_INSTRUCTION_
Gather all lines in the entries below that include the word "false".

--- START DATASET CONTENT ---

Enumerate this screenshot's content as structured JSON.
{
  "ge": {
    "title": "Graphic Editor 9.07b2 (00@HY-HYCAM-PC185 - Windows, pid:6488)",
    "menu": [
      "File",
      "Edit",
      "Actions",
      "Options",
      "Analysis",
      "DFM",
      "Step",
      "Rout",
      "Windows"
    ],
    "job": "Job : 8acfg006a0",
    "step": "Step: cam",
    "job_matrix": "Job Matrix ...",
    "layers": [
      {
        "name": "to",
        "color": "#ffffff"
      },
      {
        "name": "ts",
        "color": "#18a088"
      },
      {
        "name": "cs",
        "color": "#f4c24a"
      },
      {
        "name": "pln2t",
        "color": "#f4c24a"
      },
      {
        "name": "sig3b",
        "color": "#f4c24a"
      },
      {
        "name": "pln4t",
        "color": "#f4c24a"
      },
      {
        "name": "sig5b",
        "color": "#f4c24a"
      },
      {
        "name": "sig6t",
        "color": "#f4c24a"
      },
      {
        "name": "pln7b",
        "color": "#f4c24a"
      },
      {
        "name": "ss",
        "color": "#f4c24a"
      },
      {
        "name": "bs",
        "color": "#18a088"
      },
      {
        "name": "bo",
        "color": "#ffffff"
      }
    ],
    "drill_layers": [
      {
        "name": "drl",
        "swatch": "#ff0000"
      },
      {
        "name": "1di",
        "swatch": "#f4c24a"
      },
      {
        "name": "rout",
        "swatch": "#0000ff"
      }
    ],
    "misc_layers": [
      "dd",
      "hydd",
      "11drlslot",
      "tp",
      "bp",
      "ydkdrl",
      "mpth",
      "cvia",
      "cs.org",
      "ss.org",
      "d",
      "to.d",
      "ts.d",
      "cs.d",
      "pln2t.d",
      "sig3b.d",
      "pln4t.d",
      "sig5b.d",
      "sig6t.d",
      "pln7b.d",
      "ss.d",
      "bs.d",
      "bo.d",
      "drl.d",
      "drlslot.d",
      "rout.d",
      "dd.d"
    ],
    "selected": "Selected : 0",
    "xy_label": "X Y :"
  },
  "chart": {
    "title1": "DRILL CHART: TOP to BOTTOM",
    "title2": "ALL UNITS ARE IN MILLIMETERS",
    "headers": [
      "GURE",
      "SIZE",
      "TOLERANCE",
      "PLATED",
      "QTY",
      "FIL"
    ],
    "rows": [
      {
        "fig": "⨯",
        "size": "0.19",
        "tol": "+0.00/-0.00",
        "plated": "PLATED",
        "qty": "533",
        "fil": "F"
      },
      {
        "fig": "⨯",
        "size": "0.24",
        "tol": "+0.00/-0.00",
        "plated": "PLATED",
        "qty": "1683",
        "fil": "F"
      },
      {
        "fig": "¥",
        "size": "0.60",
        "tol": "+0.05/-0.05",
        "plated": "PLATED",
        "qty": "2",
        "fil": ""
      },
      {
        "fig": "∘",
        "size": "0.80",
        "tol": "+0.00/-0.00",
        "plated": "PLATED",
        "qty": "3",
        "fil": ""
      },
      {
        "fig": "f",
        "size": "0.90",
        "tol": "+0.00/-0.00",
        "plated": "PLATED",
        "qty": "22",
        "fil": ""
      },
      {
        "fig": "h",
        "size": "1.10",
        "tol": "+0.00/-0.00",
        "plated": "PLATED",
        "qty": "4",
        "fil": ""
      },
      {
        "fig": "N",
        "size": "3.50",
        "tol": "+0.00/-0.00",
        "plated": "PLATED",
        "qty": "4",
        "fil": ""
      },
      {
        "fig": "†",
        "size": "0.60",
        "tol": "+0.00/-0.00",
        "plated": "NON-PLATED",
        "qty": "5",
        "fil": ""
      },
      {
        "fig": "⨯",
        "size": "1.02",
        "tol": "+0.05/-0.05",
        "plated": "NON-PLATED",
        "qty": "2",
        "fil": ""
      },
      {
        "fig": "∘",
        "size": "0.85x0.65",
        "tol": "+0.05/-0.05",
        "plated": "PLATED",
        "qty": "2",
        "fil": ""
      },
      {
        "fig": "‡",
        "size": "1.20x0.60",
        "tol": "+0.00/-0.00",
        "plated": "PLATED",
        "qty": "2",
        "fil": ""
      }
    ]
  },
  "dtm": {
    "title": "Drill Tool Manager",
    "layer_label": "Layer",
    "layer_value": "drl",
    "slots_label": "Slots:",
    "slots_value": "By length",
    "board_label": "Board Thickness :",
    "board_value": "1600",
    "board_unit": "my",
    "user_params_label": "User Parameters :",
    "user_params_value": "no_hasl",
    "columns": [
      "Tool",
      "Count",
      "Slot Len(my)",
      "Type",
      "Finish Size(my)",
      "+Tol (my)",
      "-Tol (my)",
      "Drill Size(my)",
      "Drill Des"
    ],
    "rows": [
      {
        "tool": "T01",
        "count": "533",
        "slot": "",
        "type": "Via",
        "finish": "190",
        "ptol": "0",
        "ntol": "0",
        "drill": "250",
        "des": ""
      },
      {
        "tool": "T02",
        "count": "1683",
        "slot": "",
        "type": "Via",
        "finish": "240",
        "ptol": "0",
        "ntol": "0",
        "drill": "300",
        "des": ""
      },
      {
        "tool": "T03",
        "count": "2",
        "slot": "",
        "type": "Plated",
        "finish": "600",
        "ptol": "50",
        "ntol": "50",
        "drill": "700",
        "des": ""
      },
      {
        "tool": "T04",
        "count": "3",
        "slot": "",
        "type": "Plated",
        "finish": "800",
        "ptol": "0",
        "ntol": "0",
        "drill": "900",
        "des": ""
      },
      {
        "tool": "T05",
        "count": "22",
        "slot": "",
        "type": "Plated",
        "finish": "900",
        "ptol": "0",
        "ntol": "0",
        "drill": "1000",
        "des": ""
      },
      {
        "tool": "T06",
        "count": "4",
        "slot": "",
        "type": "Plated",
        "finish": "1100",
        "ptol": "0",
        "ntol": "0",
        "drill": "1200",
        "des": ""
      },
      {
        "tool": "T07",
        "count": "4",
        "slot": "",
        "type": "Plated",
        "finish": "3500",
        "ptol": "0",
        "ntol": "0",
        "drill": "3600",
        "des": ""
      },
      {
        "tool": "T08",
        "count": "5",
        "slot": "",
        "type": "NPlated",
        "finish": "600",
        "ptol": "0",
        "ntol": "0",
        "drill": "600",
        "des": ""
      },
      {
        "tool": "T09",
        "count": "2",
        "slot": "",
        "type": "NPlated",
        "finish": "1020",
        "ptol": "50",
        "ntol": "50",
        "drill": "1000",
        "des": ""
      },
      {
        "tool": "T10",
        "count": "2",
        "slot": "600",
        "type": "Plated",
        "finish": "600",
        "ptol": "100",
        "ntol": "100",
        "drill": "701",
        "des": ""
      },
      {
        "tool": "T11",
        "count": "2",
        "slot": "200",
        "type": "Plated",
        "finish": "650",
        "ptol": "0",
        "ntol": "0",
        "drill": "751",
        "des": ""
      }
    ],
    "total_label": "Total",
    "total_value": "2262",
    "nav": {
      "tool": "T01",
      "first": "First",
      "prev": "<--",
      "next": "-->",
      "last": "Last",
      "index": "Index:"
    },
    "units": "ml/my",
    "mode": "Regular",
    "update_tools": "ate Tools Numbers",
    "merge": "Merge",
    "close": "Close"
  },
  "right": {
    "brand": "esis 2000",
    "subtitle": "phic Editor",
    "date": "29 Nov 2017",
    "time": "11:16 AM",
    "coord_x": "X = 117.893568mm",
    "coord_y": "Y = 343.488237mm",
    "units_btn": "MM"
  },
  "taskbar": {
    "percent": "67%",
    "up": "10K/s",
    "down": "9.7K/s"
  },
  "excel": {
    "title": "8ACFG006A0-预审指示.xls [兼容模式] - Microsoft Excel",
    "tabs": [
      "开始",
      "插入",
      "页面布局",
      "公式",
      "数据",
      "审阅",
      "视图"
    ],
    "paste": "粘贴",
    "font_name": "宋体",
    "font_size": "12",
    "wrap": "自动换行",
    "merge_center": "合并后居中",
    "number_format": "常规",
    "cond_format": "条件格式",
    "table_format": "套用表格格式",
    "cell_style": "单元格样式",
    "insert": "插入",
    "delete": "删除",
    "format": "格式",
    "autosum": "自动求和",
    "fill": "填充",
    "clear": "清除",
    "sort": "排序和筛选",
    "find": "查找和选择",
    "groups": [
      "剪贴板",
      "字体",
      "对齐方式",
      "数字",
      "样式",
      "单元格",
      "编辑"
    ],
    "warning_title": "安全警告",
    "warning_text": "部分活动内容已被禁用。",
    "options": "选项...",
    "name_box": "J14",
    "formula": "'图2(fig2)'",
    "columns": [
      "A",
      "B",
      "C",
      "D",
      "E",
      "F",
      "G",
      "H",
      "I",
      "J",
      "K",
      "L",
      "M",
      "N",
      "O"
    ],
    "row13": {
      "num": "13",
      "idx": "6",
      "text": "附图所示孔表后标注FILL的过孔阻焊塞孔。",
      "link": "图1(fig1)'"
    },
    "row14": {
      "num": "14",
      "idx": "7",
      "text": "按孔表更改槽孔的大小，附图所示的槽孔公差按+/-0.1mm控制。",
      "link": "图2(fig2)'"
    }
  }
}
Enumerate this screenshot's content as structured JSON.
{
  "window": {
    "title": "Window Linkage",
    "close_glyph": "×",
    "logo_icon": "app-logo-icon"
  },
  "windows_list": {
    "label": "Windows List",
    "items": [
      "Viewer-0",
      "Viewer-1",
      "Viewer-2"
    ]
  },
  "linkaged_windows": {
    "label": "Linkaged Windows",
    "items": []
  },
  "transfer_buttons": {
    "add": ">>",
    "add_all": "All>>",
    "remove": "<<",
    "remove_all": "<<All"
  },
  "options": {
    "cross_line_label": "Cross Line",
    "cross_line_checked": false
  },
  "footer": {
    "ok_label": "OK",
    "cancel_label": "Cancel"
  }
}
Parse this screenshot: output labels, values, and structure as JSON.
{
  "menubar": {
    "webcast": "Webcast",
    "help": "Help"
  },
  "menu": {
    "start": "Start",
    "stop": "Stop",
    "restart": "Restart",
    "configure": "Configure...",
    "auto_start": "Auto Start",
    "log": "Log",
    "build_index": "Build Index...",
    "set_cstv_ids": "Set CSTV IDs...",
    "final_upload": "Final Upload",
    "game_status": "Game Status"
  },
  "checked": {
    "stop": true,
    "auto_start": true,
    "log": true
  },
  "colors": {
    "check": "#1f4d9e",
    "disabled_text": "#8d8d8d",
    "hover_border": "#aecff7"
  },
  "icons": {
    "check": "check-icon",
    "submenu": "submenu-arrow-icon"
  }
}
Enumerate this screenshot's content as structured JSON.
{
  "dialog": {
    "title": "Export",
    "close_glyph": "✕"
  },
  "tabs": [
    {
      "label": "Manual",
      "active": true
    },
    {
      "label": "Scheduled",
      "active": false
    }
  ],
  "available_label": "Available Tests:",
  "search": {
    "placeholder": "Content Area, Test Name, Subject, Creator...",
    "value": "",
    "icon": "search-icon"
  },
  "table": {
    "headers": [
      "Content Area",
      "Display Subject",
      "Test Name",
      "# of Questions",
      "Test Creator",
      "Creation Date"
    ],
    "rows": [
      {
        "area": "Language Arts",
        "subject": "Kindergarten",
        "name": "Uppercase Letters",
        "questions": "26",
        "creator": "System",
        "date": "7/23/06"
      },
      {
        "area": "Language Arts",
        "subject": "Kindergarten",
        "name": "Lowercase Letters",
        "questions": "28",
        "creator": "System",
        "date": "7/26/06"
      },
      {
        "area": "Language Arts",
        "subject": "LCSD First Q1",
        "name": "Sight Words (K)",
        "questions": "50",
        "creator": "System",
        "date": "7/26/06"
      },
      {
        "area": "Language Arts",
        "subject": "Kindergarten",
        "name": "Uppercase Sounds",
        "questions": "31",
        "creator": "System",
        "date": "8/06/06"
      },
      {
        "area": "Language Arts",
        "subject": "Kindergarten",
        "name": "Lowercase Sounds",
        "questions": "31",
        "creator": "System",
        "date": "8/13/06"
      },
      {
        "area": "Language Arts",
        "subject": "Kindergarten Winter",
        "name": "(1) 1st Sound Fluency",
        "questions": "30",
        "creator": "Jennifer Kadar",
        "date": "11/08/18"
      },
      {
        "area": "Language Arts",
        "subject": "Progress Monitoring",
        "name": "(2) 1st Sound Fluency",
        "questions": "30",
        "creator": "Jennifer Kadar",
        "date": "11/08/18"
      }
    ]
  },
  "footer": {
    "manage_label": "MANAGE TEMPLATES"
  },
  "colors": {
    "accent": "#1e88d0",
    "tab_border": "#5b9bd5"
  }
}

--- END DATASET CONTENT ---

_RESPONSE TO THE EXERCISE_
    "cross_line_checked": false
      "active": false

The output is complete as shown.